Listing »

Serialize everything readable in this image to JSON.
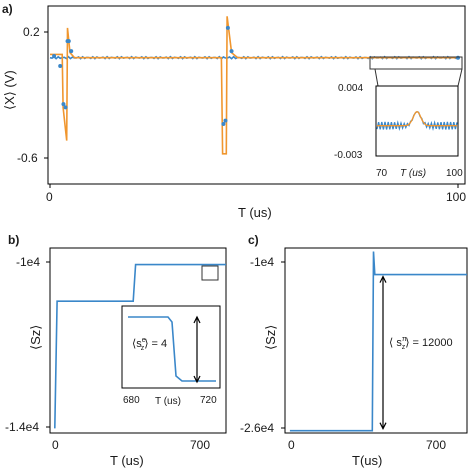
{
  "chart_data": [
    {
      "panel": "a)",
      "type": "line",
      "xlabel": "T (us)",
      "ylabel": "⟨X⟩ (V)",
      "xlim": [
        0,
        100
      ],
      "ylim": [
        -0.75,
        0.3
      ],
      "yticks": [
        "0.2",
        "-0.6"
      ],
      "xticks": [
        "0",
        "100"
      ],
      "colors": {
        "data": "#3a87c9",
        "fit": "#f0962e"
      },
      "series": [
        {
          "values_fit": [
            [
              0,
              0.02
            ],
            [
              3,
              0.02
            ],
            [
              3.2,
              -0.3
            ],
            [
              4.1,
              -0.5
            ],
            [
              4.3,
              0.18
            ],
            [
              4.9,
              0.03
            ],
            [
              6,
              0.0
            ],
            [
              42,
              0.0
            ],
            [
              42.3,
              -0.58
            ],
            [
              43.2,
              -0.58
            ],
            [
              43.4,
              0.25
            ],
            [
              44.5,
              0.03
            ],
            [
              46,
              0.0
            ],
            [
              100,
              0.0
            ]
          ]
        },
        {
          "values_data": [
            [
              1,
              0.01
            ],
            [
              2.5,
              -0.05
            ],
            [
              3.3,
              -0.28
            ],
            [
              3.8,
              -0.3
            ],
            [
              4.3,
              0.1
            ],
            [
              4.6,
              0.1
            ],
            [
              5.2,
              0.04
            ],
            [
              42.5,
              -0.4
            ],
            [
              43,
              -0.38
            ],
            [
              43.6,
              0.18
            ],
            [
              44.5,
              0.04
            ],
            [
              100,
              0.0
            ]
          ]
        }
      ],
      "inset": {
        "xlim": [
          70,
          100
        ],
        "ylim": [
          -0.003,
          0.004
        ],
        "xticks": [
          "70",
          "100"
        ],
        "yticks": [
          "0.004",
          "-0.003"
        ],
        "xlabel": "T (us)"
      }
    },
    {
      "panel": "b)",
      "type": "line",
      "xlabel": "T (us)",
      "ylabel": "⟨Sz⟩",
      "xlim": [
        -20,
        720
      ],
      "ylim": [
        -14000,
        -10000
      ],
      "yticks": [
        "-1e4",
        "-1.4e4"
      ],
      "xticks": [
        "0",
        "700"
      ],
      "color": "#3a87c9",
      "values": [
        [
          0,
          -13900
        ],
        [
          10,
          -11150
        ],
        [
          330,
          -11150
        ],
        [
          340,
          -10360
        ],
        [
          720,
          -10360
        ]
      ],
      "inset": {
        "xlim": [
          680,
          720
        ],
        "xticks": [
          "680",
          "720"
        ],
        "xlabel": "T (us)",
        "annotation_label": "⟨s",
        "annotation_sub": "z",
        "annotation_sup": "e",
        "annotation_value": "⟩ = 4"
      }
    },
    {
      "panel": "c)",
      "type": "line",
      "xlabel": "T(us)",
      "ylabel": "⟨Sz⟩",
      "xlim": [
        -20,
        720
      ],
      "ylim": [
        -26000,
        -10000
      ],
      "yticks": [
        "-1e4",
        "-2.6e4"
      ],
      "xticks": [
        "0",
        "700"
      ],
      "color": "#3a87c9",
      "values": [
        [
          0,
          -25800
        ],
        [
          335,
          -25800
        ],
        [
          340,
          -10300
        ],
        [
          345,
          -12300
        ],
        [
          720,
          -12300
        ]
      ],
      "annotation_label": "⟨ s",
      "annotation_sub": "z",
      "annotation_sup": "π",
      "annotation_value": "⟩ = 12000"
    }
  ]
}
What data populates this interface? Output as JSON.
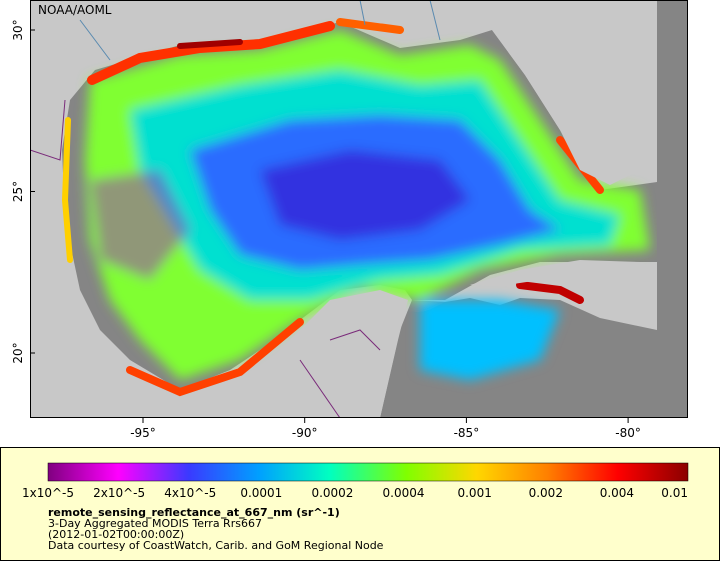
{
  "header": {
    "title": "NOAA/AOML"
  },
  "map": {
    "lat_labels": [
      "30°",
      "25°",
      "20°"
    ],
    "lon_labels": [
      "-95°",
      "-90°",
      "-85°",
      "-80°"
    ]
  },
  "colorbar": {
    "labels": [
      "1x10^-5",
      "2x10^-5",
      "4x10^-5",
      "0.0001",
      "0.0002",
      "0.0004",
      "0.001",
      "0.002",
      "0.004",
      "0.01"
    ]
  },
  "legend": {
    "variable": "remote_sensing_reflectance_at_667_nm (sr^-1)",
    "source": "3-Day Aggregated MODIS Terra Rrs667",
    "time": "(2012-01-02T00:00:00Z)",
    "credit": "Data courtesy of CoastWatch, Carib. and GoM Regional Node"
  }
}
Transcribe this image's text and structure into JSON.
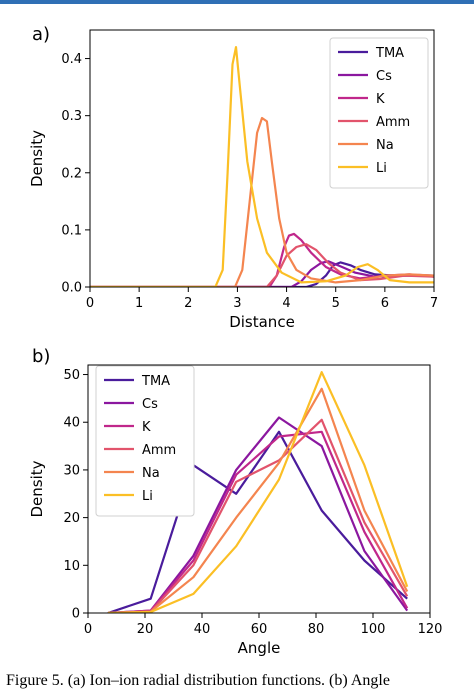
{
  "colors": {
    "topbar": "#2f6fb5",
    "series": {
      "TMA": "#4a1c9c",
      "Cs": "#8b179f",
      "K": "#c0278b",
      "Amm": "#e2546c",
      "Na": "#f4854f",
      "Li": "#fbbf25"
    }
  },
  "caption": "Figure 5. (a) Ion–ion radial distribution functions. (b) Angle",
  "chart_data": [
    {
      "panel_label": "a)",
      "type": "line",
      "xlabel": "Distance",
      "ylabel": "Density",
      "xlim": [
        0,
        7
      ],
      "ylim": [
        0,
        0.45
      ],
      "xticks": [
        "0",
        "1",
        "2",
        "3",
        "4",
        "5",
        "6",
        "7"
      ],
      "yticks": [
        "0.0",
        "0.1",
        "0.2",
        "0.3",
        "0.4"
      ],
      "legend_position": "top-right",
      "series": [
        {
          "name": "TMA",
          "points": [
            [
              0,
              0
            ],
            [
              4.4,
              0
            ],
            [
              4.6,
              0.005
            ],
            [
              4.8,
              0.02
            ],
            [
              4.95,
              0.038
            ],
            [
              5.1,
              0.043
            ],
            [
              5.3,
              0.038
            ],
            [
              5.5,
              0.03
            ],
            [
              5.8,
              0.022
            ],
            [
              6.2,
              0.02
            ],
            [
              6.6,
              0.02
            ],
            [
              7,
              0.02
            ]
          ]
        },
        {
          "name": "Cs",
          "points": [
            [
              0,
              0
            ],
            [
              4.1,
              0
            ],
            [
              4.3,
              0.01
            ],
            [
              4.5,
              0.03
            ],
            [
              4.7,
              0.042
            ],
            [
              4.85,
              0.045
            ],
            [
              5.1,
              0.036
            ],
            [
              5.4,
              0.025
            ],
            [
              5.8,
              0.018
            ],
            [
              6.3,
              0.02
            ],
            [
              6.7,
              0.021
            ],
            [
              7,
              0.02
            ]
          ]
        },
        {
          "name": "K",
          "points": [
            [
              0,
              0
            ],
            [
              3.65,
              0
            ],
            [
              3.8,
              0.02
            ],
            [
              3.95,
              0.07
            ],
            [
              4.05,
              0.09
            ],
            [
              4.15,
              0.093
            ],
            [
              4.3,
              0.082
            ],
            [
              4.5,
              0.06
            ],
            [
              4.8,
              0.035
            ],
            [
              5.1,
              0.022
            ],
            [
              5.5,
              0.015
            ],
            [
              6,
              0.02
            ],
            [
              6.5,
              0.022
            ],
            [
              7,
              0.018
            ]
          ]
        },
        {
          "name": "Amm",
          "points": [
            [
              0,
              0
            ],
            [
              3.6,
              0
            ],
            [
              3.8,
              0.02
            ],
            [
              4.0,
              0.055
            ],
            [
              4.2,
              0.07
            ],
            [
              4.4,
              0.075
            ],
            [
              4.6,
              0.065
            ],
            [
              4.85,
              0.042
            ],
            [
              5.1,
              0.025
            ],
            [
              5.5,
              0.012
            ],
            [
              5.9,
              0.014
            ],
            [
              6.4,
              0.02
            ],
            [
              7,
              0.018
            ]
          ]
        },
        {
          "name": "Na",
          "points": [
            [
              0,
              0
            ],
            [
              2.95,
              0
            ],
            [
              3.1,
              0.03
            ],
            [
              3.25,
              0.15
            ],
            [
              3.4,
              0.27
            ],
            [
              3.5,
              0.296
            ],
            [
              3.6,
              0.29
            ],
            [
              3.7,
              0.22
            ],
            [
              3.85,
              0.12
            ],
            [
              4.0,
              0.06
            ],
            [
              4.2,
              0.03
            ],
            [
              4.5,
              0.015
            ],
            [
              5.0,
              0.008
            ],
            [
              5.5,
              0.012
            ],
            [
              6.0,
              0.02
            ],
            [
              6.5,
              0.022
            ],
            [
              7,
              0.02
            ]
          ]
        },
        {
          "name": "Li",
          "points": [
            [
              0,
              0
            ],
            [
              2.55,
              0
            ],
            [
              2.7,
              0.03
            ],
            [
              2.8,
              0.2
            ],
            [
              2.9,
              0.39
            ],
            [
              2.97,
              0.42
            ],
            [
              3.05,
              0.35
            ],
            [
              3.2,
              0.22
            ],
            [
              3.4,
              0.12
            ],
            [
              3.6,
              0.06
            ],
            [
              3.9,
              0.025
            ],
            [
              4.3,
              0.008
            ],
            [
              4.8,
              0.01
            ],
            [
              5.2,
              0.02
            ],
            [
              5.45,
              0.035
            ],
            [
              5.65,
              0.04
            ],
            [
              5.85,
              0.03
            ],
            [
              6.1,
              0.012
            ],
            [
              6.5,
              0.008
            ],
            [
              7,
              0.008
            ]
          ]
        }
      ]
    },
    {
      "panel_label": "b)",
      "type": "line",
      "xlabel": "Angle",
      "ylabel": "Density",
      "xlim": [
        0,
        120
      ],
      "ylim": [
        0,
        52
      ],
      "xticks": [
        "0",
        "20",
        "40",
        "60",
        "80",
        "100",
        "120"
      ],
      "yticks": [
        "0",
        "10",
        "20",
        "30",
        "40",
        "50"
      ],
      "legend_position": "top-left",
      "series": [
        {
          "name": "TMA",
          "points": [
            [
              7,
              0
            ],
            [
              22,
              3
            ],
            [
              37,
              31
            ],
            [
              52,
              25
            ],
            [
              67,
              38
            ],
            [
              82,
              21.5
            ],
            [
              97,
              11
            ],
            [
              112,
              3
            ]
          ]
        },
        {
          "name": "Cs",
          "points": [
            [
              7,
              0
            ],
            [
              22,
              0.5
            ],
            [
              37,
              12
            ],
            [
              52,
              30
            ],
            [
              67,
              41
            ],
            [
              82,
              35
            ],
            [
              97,
              13
            ],
            [
              112,
              0.5
            ]
          ]
        },
        {
          "name": "K",
          "points": [
            [
              7,
              0
            ],
            [
              22,
              0.5
            ],
            [
              37,
              11
            ],
            [
              52,
              29
            ],
            [
              67,
              37
            ],
            [
              82,
              38
            ],
            [
              97,
              17
            ],
            [
              112,
              1
            ]
          ]
        },
        {
          "name": "Amm",
          "points": [
            [
              7,
              0
            ],
            [
              22,
              0.3
            ],
            [
              37,
              10
            ],
            [
              52,
              27.5
            ],
            [
              67,
              32
            ],
            [
              82,
              40.5
            ],
            [
              97,
              19
            ],
            [
              112,
              3.5
            ]
          ]
        },
        {
          "name": "Na",
          "points": [
            [
              7,
              0
            ],
            [
              22,
              0.3
            ],
            [
              37,
              7.5
            ],
            [
              52,
              20
            ],
            [
              67,
              31.5
            ],
            [
              82,
              47
            ],
            [
              97,
              21.5
            ],
            [
              112,
              4.5
            ]
          ]
        },
        {
          "name": "Li",
          "points": [
            [
              7,
              0
            ],
            [
              22,
              0.2
            ],
            [
              37,
              4
            ],
            [
              52,
              14
            ],
            [
              67,
              28
            ],
            [
              82,
              50.5
            ],
            [
              97,
              31
            ],
            [
              112,
              5.5
            ]
          ]
        }
      ]
    }
  ]
}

Exercise prompt » Track down every line holding the string "Angle" and copy it.

Correct answer »
  "caption": "Figure 5. (a) Ion–ion radial distribution functions. (b) Angle",
      "xlabel": "Angle",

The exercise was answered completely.